RECORDS FOR PROCESSING:

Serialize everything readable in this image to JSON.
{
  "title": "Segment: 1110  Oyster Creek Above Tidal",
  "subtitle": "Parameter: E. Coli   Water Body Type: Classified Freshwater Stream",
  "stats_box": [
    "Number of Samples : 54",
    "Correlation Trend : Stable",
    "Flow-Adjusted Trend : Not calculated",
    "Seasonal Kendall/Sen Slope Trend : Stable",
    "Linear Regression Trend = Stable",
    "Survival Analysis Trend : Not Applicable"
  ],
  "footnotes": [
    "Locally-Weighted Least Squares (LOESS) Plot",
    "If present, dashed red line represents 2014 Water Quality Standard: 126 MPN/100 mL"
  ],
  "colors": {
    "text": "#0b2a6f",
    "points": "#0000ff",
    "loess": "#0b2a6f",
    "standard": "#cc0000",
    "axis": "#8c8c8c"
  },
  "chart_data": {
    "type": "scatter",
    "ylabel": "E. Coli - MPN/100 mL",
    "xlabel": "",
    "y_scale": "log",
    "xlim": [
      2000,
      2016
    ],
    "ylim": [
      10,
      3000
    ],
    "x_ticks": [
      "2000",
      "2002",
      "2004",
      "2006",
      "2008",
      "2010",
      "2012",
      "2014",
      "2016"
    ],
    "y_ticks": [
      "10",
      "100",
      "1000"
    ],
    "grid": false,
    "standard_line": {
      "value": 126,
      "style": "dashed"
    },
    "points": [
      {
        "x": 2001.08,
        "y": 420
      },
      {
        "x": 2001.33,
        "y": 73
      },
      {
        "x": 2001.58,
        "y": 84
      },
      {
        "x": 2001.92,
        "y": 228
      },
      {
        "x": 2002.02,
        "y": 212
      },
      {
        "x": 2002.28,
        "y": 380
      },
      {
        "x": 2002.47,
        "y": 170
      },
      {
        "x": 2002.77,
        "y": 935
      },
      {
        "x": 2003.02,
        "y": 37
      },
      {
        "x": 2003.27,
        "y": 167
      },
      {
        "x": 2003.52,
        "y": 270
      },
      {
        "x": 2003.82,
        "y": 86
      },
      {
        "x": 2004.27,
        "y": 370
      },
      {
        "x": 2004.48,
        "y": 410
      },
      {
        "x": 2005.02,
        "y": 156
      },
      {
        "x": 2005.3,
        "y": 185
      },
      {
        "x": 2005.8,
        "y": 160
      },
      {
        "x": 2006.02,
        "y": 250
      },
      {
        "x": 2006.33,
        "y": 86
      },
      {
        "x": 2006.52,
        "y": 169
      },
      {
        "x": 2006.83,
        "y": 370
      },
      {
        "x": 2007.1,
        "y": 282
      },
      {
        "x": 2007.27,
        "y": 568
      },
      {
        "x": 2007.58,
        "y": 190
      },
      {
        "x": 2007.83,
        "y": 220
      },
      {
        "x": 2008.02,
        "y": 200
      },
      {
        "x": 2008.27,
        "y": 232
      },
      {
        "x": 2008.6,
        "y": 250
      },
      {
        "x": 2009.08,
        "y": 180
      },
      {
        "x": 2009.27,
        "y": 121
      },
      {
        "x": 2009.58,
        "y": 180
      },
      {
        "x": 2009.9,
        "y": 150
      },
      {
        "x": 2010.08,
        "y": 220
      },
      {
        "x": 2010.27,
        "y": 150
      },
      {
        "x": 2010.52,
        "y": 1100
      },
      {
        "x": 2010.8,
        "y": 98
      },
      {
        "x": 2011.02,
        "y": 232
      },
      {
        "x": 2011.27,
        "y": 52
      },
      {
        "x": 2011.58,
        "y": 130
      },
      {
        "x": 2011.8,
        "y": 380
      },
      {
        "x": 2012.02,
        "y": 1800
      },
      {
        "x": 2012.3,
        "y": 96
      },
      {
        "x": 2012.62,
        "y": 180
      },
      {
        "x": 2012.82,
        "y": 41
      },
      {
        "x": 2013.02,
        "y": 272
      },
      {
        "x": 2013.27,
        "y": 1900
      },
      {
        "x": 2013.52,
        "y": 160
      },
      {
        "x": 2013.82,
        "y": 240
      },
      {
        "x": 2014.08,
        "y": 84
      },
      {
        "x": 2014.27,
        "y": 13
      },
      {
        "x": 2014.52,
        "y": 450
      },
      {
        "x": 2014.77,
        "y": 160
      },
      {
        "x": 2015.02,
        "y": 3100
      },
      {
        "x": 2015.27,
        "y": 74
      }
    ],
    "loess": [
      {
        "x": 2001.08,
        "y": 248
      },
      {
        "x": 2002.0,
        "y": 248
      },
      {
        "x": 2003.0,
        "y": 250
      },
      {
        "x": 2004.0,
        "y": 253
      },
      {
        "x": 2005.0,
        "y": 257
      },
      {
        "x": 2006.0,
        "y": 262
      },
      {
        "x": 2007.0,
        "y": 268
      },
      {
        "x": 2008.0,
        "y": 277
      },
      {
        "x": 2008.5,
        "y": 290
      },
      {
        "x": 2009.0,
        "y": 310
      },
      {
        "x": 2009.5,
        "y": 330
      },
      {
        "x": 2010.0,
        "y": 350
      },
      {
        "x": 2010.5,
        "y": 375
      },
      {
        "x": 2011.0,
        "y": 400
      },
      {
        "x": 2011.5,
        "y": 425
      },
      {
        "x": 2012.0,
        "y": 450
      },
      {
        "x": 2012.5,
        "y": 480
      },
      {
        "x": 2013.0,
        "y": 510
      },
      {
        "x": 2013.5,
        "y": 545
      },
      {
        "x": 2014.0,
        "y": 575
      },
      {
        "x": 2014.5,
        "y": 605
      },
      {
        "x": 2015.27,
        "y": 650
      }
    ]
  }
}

GIVEN INSTRUCTION: Repeat the lines above exactly.

FULL SOLUTION:
Serialize everything readable in this image to JSON.
{
  "title": "Segment: 1110  Oyster Creek Above Tidal",
  "subtitle": "Parameter: E. Coli   Water Body Type: Classified Freshwater Stream",
  "stats_box": [
    "Number of Samples : 54",
    "Correlation Trend : Stable",
    "Flow-Adjusted Trend : Not calculated",
    "Seasonal Kendall/Sen Slope Trend : Stable",
    "Linear Regression Trend = Stable",
    "Survival Analysis Trend : Not Applicable"
  ],
  "footnotes": [
    "Locally-Weighted Least Squares (LOESS) Plot",
    "If present, dashed red line represents 2014 Water Quality Standard: 126 MPN/100 mL"
  ],
  "colors": {
    "text": "#0b2a6f",
    "points": "#0000ff",
    "loess": "#0b2a6f",
    "standard": "#cc0000",
    "axis": "#8c8c8c"
  },
  "chart_data": {
    "type": "scatter",
    "ylabel": "E. Coli - MPN/100 mL",
    "xlabel": "",
    "y_scale": "log",
    "xlim": [
      2000,
      2016
    ],
    "ylim": [
      10,
      3000
    ],
    "x_ticks": [
      "2000",
      "2002",
      "2004",
      "2006",
      "2008",
      "2010",
      "2012",
      "2014",
      "2016"
    ],
    "y_ticks": [
      "10",
      "100",
      "1000"
    ],
    "grid": false,
    "standard_line": {
      "value": 126,
      "style": "dashed"
    },
    "points": [
      {
        "x": 2001.08,
        "y": 420
      },
      {
        "x": 2001.33,
        "y": 73
      },
      {
        "x": 2001.58,
        "y": 84
      },
      {
        "x": 2001.92,
        "y": 228
      },
      {
        "x": 2002.02,
        "y": 212
      },
      {
        "x": 2002.28,
        "y": 380
      },
      {
        "x": 2002.47,
        "y": 170
      },
      {
        "x": 2002.77,
        "y": 935
      },
      {
        "x": 2003.02,
        "y": 37
      },
      {
        "x": 2003.27,
        "y": 167
      },
      {
        "x": 2003.52,
        "y": 270
      },
      {
        "x": 2003.82,
        "y": 86
      },
      {
        "x": 2004.27,
        "y": 370
      },
      {
        "x": 2004.48,
        "y": 410
      },
      {
        "x": 2005.02,
        "y": 156
      },
      {
        "x": 2005.3,
        "y": 185
      },
      {
        "x": 2005.8,
        "y": 160
      },
      {
        "x": 2006.02,
        "y": 250
      },
      {
        "x": 2006.33,
        "y": 86
      },
      {
        "x": 2006.52,
        "y": 169
      },
      {
        "x": 2006.83,
        "y": 370
      },
      {
        "x": 2007.1,
        "y": 282
      },
      {
        "x": 2007.27,
        "y": 568
      },
      {
        "x": 2007.58,
        "y": 190
      },
      {
        "x": 2007.83,
        "y": 220
      },
      {
        "x": 2008.02,
        "y": 200
      },
      {
        "x": 2008.27,
        "y": 232
      },
      {
        "x": 2008.6,
        "y": 250
      },
      {
        "x": 2009.08,
        "y": 180
      },
      {
        "x": 2009.27,
        "y": 121
      },
      {
        "x": 2009.58,
        "y": 180
      },
      {
        "x": 2009.9,
        "y": 150
      },
      {
        "x": 2010.08,
        "y": 220
      },
      {
        "x": 2010.27,
        "y": 150
      },
      {
        "x": 2010.52,
        "y": 1100
      },
      {
        "x": 2010.8,
        "y": 98
      },
      {
        "x": 2011.02,
        "y": 232
      },
      {
        "x": 2011.27,
        "y": 52
      },
      {
        "x": 2011.58,
        "y": 130
      },
      {
        "x": 2011.8,
        "y": 380
      },
      {
        "x": 2012.02,
        "y": 1800
      },
      {
        "x": 2012.3,
        "y": 96
      },
      {
        "x": 2012.62,
        "y": 180
      },
      {
        "x": 2012.82,
        "y": 41
      },
      {
        "x": 2013.02,
        "y": 272
      },
      {
        "x": 2013.27,
        "y": 1900
      },
      {
        "x": 2013.52,
        "y": 160
      },
      {
        "x": 2013.82,
        "y": 240
      },
      {
        "x": 2014.08,
        "y": 84
      },
      {
        "x": 2014.27,
        "y": 13
      },
      {
        "x": 2014.52,
        "y": 450
      },
      {
        "x": 2014.77,
        "y": 160
      },
      {
        "x": 2015.02,
        "y": 3100
      },
      {
        "x": 2015.27,
        "y": 74
      }
    ],
    "loess": [
      {
        "x": 2001.08,
        "y": 248
      },
      {
        "x": 2002.0,
        "y": 248
      },
      {
        "x": 2003.0,
        "y": 250
      },
      {
        "x": 2004.0,
        "y": 253
      },
      {
        "x": 2005.0,
        "y": 257
      },
      {
        "x": 2006.0,
        "y": 262
      },
      {
        "x": 2007.0,
        "y": 268
      },
      {
        "x": 2008.0,
        "y": 277
      },
      {
        "x": 2008.5,
        "y": 290
      },
      {
        "x": 2009.0,
        "y": 310
      },
      {
        "x": 2009.5,
        "y": 330
      },
      {
        "x": 2010.0,
        "y": 350
      },
      {
        "x": 2010.5,
        "y": 375
      },
      {
        "x": 2011.0,
        "y": 400
      },
      {
        "x": 2011.5,
        "y": 425
      },
      {
        "x": 2012.0,
        "y": 450
      },
      {
        "x": 2012.5,
        "y": 480
      },
      {
        "x": 2013.0,
        "y": 510
      },
      {
        "x": 2013.5,
        "y": 545
      },
      {
        "x": 2014.0,
        "y": 575
      },
      {
        "x": 2014.5,
        "y": 605
      },
      {
        "x": 2015.27,
        "y": 650
      }
    ]
  }
}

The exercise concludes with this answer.